Stored items:
=-=-=-=-=
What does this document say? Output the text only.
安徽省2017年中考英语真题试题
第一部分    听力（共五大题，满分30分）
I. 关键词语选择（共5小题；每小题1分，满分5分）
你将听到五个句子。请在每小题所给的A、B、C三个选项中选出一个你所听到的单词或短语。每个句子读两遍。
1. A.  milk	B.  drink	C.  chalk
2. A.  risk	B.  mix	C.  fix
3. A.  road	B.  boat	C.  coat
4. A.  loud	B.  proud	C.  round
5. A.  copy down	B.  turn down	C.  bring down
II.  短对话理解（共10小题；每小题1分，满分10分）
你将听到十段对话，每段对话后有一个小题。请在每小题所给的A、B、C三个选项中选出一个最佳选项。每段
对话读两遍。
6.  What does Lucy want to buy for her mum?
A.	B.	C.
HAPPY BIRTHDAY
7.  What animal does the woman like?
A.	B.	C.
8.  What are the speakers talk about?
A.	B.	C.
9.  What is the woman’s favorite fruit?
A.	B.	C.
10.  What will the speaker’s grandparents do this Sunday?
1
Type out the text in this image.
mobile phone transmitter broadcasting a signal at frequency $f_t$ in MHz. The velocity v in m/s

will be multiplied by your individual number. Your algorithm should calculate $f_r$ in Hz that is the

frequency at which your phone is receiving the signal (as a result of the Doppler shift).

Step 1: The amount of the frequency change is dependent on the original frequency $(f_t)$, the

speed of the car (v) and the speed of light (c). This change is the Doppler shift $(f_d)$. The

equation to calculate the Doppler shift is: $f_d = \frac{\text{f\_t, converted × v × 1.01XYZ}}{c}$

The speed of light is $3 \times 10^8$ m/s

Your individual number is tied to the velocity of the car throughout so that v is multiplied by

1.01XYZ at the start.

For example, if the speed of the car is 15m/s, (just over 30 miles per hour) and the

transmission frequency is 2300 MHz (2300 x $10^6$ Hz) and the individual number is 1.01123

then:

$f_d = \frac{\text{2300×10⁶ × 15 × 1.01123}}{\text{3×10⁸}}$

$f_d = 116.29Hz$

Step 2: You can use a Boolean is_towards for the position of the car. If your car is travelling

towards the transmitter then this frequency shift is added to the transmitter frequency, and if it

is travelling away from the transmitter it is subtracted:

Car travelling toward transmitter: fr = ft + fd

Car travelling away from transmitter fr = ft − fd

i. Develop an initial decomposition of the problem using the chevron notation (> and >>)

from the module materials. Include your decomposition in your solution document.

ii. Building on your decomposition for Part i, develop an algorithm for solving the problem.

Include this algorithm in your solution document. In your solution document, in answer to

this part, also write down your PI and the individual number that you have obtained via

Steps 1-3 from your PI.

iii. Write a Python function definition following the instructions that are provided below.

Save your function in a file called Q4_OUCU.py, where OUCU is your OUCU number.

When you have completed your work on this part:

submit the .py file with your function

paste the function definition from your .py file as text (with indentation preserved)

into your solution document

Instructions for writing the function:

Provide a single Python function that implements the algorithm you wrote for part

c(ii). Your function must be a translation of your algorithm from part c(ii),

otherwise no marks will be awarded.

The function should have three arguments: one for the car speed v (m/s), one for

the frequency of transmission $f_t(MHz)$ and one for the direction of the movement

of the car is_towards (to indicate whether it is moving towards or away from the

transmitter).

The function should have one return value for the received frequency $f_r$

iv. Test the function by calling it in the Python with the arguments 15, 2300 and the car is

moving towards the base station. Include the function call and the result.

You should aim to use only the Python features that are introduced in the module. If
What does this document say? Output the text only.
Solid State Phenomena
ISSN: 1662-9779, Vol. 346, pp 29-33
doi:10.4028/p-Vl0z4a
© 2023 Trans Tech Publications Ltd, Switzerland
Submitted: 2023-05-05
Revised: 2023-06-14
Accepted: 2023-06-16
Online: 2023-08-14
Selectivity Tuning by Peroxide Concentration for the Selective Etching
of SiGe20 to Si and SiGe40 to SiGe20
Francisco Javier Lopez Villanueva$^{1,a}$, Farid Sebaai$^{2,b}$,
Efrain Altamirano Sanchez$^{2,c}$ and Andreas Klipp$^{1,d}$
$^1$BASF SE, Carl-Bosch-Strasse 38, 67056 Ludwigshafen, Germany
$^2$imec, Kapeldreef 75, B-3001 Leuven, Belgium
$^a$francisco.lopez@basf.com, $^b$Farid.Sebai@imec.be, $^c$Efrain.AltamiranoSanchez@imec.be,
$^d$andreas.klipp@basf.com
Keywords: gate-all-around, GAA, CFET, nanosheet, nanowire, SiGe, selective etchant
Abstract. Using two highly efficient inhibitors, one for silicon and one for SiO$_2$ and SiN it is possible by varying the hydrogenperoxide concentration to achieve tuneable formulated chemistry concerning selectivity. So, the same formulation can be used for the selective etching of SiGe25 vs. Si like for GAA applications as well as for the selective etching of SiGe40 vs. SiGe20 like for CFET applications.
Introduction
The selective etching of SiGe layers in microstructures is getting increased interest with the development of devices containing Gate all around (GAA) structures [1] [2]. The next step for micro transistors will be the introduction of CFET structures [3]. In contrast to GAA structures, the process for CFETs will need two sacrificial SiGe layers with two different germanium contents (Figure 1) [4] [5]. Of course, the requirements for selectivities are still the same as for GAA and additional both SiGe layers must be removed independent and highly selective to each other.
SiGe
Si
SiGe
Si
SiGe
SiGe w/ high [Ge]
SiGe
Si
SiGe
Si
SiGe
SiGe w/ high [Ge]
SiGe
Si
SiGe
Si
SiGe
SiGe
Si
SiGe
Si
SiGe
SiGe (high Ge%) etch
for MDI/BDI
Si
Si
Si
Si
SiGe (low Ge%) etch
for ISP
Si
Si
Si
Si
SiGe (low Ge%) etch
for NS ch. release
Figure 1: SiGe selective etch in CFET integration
=-=-=-=-=
Task ▸
Once more, set down the full listing, verbatim.

Finished answer ▸
What does this document say? Output the text only.
安徽省2017年中考英语真题试题
第一部分    听力（共五大题，满分30分）
I. 关键词语选择（共5小题；每小题1分，满分5分）
你将听到五个句子。请在每小题所给的A、B、C三个选项中选出一个你所听到的单词或短语。每个句子读两遍。
1. A.  milk	B.  drink	C.  chalk
2. A.  risk	B.  mix	C.  fix
3. A.  road	B.  boat	C.  coat
4. A.  loud	B.  proud	C.  round
5. A.  copy down	B.  turn down	C.  bring down
II.  短对话理解（共10小题；每小题1分，满分10分）
你将听到十段对话，每段对话后有一个小题。请在每小题所给的A、B、C三个选项中选出一个最佳选项。每段
对话读两遍。
6.  What does Lucy want to buy for her mum?
A.	B.	C.
HAPPY BIRTHDAY
7.  What animal does the woman like?
A.	B.	C.
8.  What are the speakers talk about?
A.	B.	C.
9.  What is the woman’s favorite fruit?
A.	B.	C.
10.  What will the speaker’s grandparents do this Sunday?
1
Type out the text in this image.
mobile phone transmitter broadcasting a signal at frequency $f_t$ in MHz. The velocity v in m/s

will be multiplied by your individual number. Your algorithm should calculate $f_r$ in Hz that is the

frequency at which your phone is receiving the signal (as a result of the Doppler shift).

Step 1: The amount of the frequency change is dependent on the original frequency $(f_t)$, the

speed of the car (v) and the speed of light (c). This change is the Doppler shift $(f_d)$. The

equation to calculate the Doppler shift is: $f_d = \frac{\text{f\_t, converted × v × 1.01XYZ}}{c}$

The speed of light is $3 \times 10^8$ m/s

Your individual number is tied to the velocity of the car throughout so that v is multiplied by

1.01XYZ at the start.

For example, if the speed of the car is 15m/s, (just over 30 miles per hour) and the

transmission frequency is 2300 MHz (2300 x $10^6$ Hz) and the individual number is 1.01123

then:

$f_d = \frac{\text{2300×10⁶ × 15 × 1.01123}}{\text{3×10⁸}}$

$f_d = 116.29Hz$

Step 2: You can use a Boolean is_towards for the position of the car. If your car is travelling

towards the transmitter then this frequency shift is added to the transmitter frequency, and if it

is travelling away from the transmitter it is subtracted:

Car travelling toward transmitter: fr = ft + fd

Car travelling away from transmitter fr = ft − fd

i. Develop an initial decomposition of the problem using the chevron notation (> and >>)

from the module materials. Include your decomposition in your solution document.

ii. Building on your decomposition for Part i, develop an algorithm for solving the problem.

Include this algorithm in your solution document. In your solution document, in answer to

this part, also write down your PI and the individual number that you have obtained via

Steps 1-3 from your PI.

iii. Write a Python function definition following the instructions that are provided below.

Save your function in a file called Q4_OUCU.py, where OUCU is your OUCU number.

When you have completed your work on this part:

submit the .py file with your function

paste the function definition from your .py file as text (with indentation preserved)

into your solution document

Instructions for writing the function:

Provide a single Python function that implements the algorithm you wrote for part

c(ii). Your function must be a translation of your algorithm from part c(ii),

otherwise no marks will be awarded.

The function should have three arguments: one for the car speed v (m/s), one for

the frequency of transmission $f_t(MHz)$ and one for the direction of the movement

of the car is_towards (to indicate whether it is moving towards or away from the

transmitter).

The function should have one return value for the received frequency $f_r$

iv. Test the function by calling it in the Python with the arguments 15, 2300 and the car is

moving towards the base station. Include the function call and the result.

You should aim to use only the Python features that are introduced in the module. If
What does this document say? Output the text only.
Solid State Phenomena
ISSN: 1662-9779, Vol. 346, pp 29-33
doi:10.4028/p-Vl0z4a
© 2023 Trans Tech Publications Ltd, Switzerland
Submitted: 2023-05-05
Revised: 2023-06-14
Accepted: 2023-06-16
Online: 2023-08-14
Selectivity Tuning by Peroxide Concentration for the Selective Etching
of SiGe20 to Si and SiGe40 to SiGe20
Francisco Javier Lopez Villanueva$^{1,a}$, Farid Sebaai$^{2,b}$,
Efrain Altamirano Sanchez$^{2,c}$ and Andreas Klipp$^{1,d}$
$^1$BASF SE, Carl-Bosch-Strasse 38, 67056 Ludwigshafen, Germany
$^2$imec, Kapeldreef 75, B-3001 Leuven, Belgium
$^a$francisco.lopez@basf.com, $^b$Farid.Sebai@imec.be, $^c$Efrain.AltamiranoSanchez@imec.be,
$^d$andreas.klipp@basf.com
Keywords: gate-all-around, GAA, CFET, nanosheet, nanowire, SiGe, selective etchant
Abstract. Using two highly efficient inhibitors, one for silicon and one for SiO$_2$ and SiN it is possible by varying the hydrogenperoxide concentration to achieve tuneable formulated chemistry concerning selectivity. So, the same formulation can be used for the selective etching of SiGe25 vs. Si like for GAA applications as well as for the selective etching of SiGe40 vs. SiGe20 like for CFET applications.
Introduction
The selective etching of SiGe layers in microstructures is getting increased interest with the development of devices containing Gate all around (GAA) structures [1] [2]. The next step for micro transistors will be the introduction of CFET structures [3]. In contrast to GAA structures, the process for CFETs will need two sacrificial SiGe layers with two different germanium contents (Figure 1) [4] [5]. Of course, the requirements for selectivities are still the same as for GAA and additional both SiGe layers must be removed independent and highly selective to each other.
SiGe
Si
SiGe
Si
SiGe
SiGe w/ high [Ge]
SiGe
Si
SiGe
Si
SiGe
SiGe w/ high [Ge]
SiGe
Si
SiGe
Si
SiGe
SiGe
Si
SiGe
Si
SiGe
SiGe (high Ge%) etch
for MDI/BDI
Si
Si
Si
Si
SiGe (low Ge%) etch
for ISP
Si
Si
Si
Si
SiGe (low Ge%) etch
for NS ch. release
Figure 1: SiGe selective etch in CFET integration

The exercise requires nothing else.